页面摘录 »
对殷玮璋的论点,偃师商城的发掘者、夏商周断代工程“偃师商城的分期与年代测定”专题负责人杜金鹏表示不敢苟同。他认为偃师商城大城与小城的发掘,为夏商周断代工程所做出的最大贡献就是提供了分期的坐标,且是惟一的坐标。杜金鹏说:“按照以邹衡为代表的郑亳说的观点,郑州商城作为商的老据点,如果建城,在夏朝灭亡前就已建立,那么这个城就应属于和夏代平行的先商时期。当灭夏的战争爆发后,商人是从河北一带到郑州,然后再到偃师。而灭夏之后,商人又回到了郑州,回去后的商人造没造城,什么时候筑造很难准确地下结论。但偃师则不同,由于和二里头相隔十余华里,不灭夏就不可能造城,可以说偃师商城肯定是商人灭夏之后建造的。到底是什么时候建造的,通过发掘和对城墙的解剖,我们发现偃师城墙中都包含着二里头文化时期的陶片,且这些陶片是二里头二期或三期之中的,绝对没见到二里头四期的陶片。这个现象就有一个反证,证明偃师商城不可能早于二里头三期,只能晚于三期,应是建于二里头四期之时。”如果证明二里头四期后半段确是商文化,再将王朝灭亡这个时间差考虑进去,则二里头三、四期的中间就有可能是真正的商灭夏这个历史事件发生的时间分界。

待办事项 »
A. 列出页面摘录中提及姓名的全部人物。
B. 将页面摘录中从“对殷玮璋的论点,偃师商城的发”至“这个历史事件发生的时间分界。”的一段原样照录。
C. 依据页面摘录回答下列问题：
(i) 杜金鹏在夏商周断代工程中负责哪一专题？
(ii) 偃师与二里头相隔多远？
(iii) 偃师城墙中所含陶片属于二里头文化的哪几期？

收集资料 »
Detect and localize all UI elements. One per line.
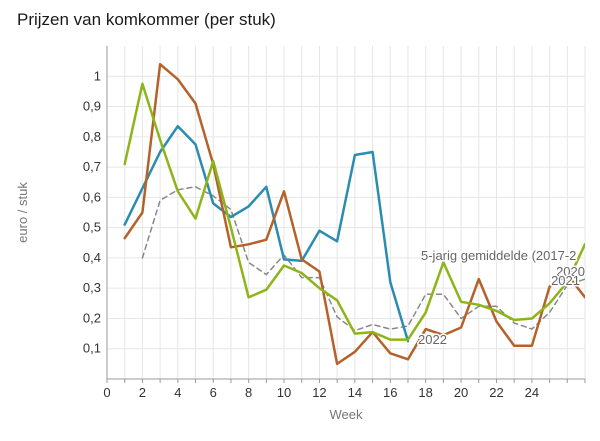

参考答案 »
A. 殷玮璋、杜金鹏、邹衡

B.
对殷玮璋的论点,偃师商城的发掘者、夏商周断代工程“偃师商城的分期与年代测定”专题负责人杜金鹏表示不敢苟同。他认为偃师商城大城与小城的发掘,为夏商周断代工程所做出的最大贡献就是提供了分期的坐标,且是惟一的坐标。杜金鹏说:“按照以邹衡为代表的郑亳说的观点,郑州商城作为商的老据点,如果建城,在夏朝灭亡前就已建立,那么这个城就应属于和夏代平行的先商时期。当灭夏的战争爆发后,商人是从河北一带到郑州,然后再到偃师。而灭夏之后,商人又回到了郑州,回去后的商人造没造城,什么时候筑造很难准确地下结论。但偃师则不同,由于和二里头相隔十余华里,不灭夏就不可能造城,可以说偃师商城肯定是商人灭夏之后建造的。到底是什么时候建造的,通过发掘和对城墙的解剖,我们发现偃师城墙中都包含着二里头文化时期的陶片,且这些陶片是二里头二期或三期之中的,绝对没见到二里头四期的陶片。这个现象就有一个反证,证明偃师商城不可能早于二里头三期,只能晚于三期,应是建于二里头四期之时。”如果证明二里头四期后半段确是商文化,再将王朝灭亡这个时间差考虑进去,则二里头三、四期的中间就有可能是真正的商灭夏这个历史事件发生的时间分界。

C.
(i) “偃师商城的分期与年代测定”专题
(ii) 十余华里
(iii) 二里头二期或三期